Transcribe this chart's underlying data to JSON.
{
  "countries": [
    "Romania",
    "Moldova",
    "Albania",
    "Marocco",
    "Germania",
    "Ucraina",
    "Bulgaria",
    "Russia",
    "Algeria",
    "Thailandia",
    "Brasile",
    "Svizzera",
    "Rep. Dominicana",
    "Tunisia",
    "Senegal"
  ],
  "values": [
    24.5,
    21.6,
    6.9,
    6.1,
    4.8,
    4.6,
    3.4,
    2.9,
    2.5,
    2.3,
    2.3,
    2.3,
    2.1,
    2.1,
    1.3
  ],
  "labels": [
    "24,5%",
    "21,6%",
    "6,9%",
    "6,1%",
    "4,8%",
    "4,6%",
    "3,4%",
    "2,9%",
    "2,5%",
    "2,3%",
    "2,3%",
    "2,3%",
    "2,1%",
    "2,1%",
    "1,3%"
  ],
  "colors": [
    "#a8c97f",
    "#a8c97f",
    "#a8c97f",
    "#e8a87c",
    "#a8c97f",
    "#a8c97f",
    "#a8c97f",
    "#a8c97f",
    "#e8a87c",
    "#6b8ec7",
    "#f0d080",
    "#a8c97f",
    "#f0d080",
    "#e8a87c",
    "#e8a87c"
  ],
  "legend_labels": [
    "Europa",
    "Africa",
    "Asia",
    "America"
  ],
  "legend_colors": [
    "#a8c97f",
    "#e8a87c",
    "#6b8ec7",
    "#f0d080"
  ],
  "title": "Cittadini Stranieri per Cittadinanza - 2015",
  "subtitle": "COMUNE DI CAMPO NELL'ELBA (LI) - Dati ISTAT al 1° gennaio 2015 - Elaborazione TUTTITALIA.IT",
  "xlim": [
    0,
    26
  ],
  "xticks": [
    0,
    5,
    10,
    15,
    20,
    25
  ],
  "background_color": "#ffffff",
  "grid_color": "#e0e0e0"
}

— PROBLEM TO WORK ON —
Output the listing above without altering a single character.

— COMPLETE RESPONSE —
Transcribe this chart's underlying data to JSON.
{
  "countries": [
    "Romania",
    "Moldova",
    "Albania",
    "Marocco",
    "Germania",
    "Ucraina",
    "Bulgaria",
    "Russia",
    "Algeria",
    "Thailandia",
    "Brasile",
    "Svizzera",
    "Rep. Dominicana",
    "Tunisia",
    "Senegal"
  ],
  "values": [
    24.5,
    21.6,
    6.9,
    6.1,
    4.8,
    4.6,
    3.4,
    2.9,
    2.5,
    2.3,
    2.3,
    2.3,
    2.1,
    2.1,
    1.3
  ],
  "labels": [
    "24,5%",
    "21,6%",
    "6,9%",
    "6,1%",
    "4,8%",
    "4,6%",
    "3,4%",
    "2,9%",
    "2,5%",
    "2,3%",
    "2,3%",
    "2,3%",
    "2,1%",
    "2,1%",
    "1,3%"
  ],
  "colors": [
    "#a8c97f",
    "#a8c97f",
    "#a8c97f",
    "#e8a87c",
    "#a8c97f",
    "#a8c97f",
    "#a8c97f",
    "#a8c97f",
    "#e8a87c",
    "#6b8ec7",
    "#f0d080",
    "#a8c97f",
    "#f0d080",
    "#e8a87c",
    "#e8a87c"
  ],
  "legend_labels": [
    "Europa",
    "Africa",
    "Asia",
    "America"
  ],
  "legend_colors": [
    "#a8c97f",
    "#e8a87c",
    "#6b8ec7",
    "#f0d080"
  ],
  "title": "Cittadini Stranieri per Cittadinanza - 2015",
  "subtitle": "COMUNE DI CAMPO NELL'ELBA (LI) - Dati ISTAT al 1° gennaio 2015 - Elaborazione TUTTITALIA.IT",
  "xlim": [
    0,
    26
  ],
  "xticks": [
    0,
    5,
    10,
    15,
    20,
    25
  ],
  "background_color": "#ffffff",
  "grid_color": "#e0e0e0"
}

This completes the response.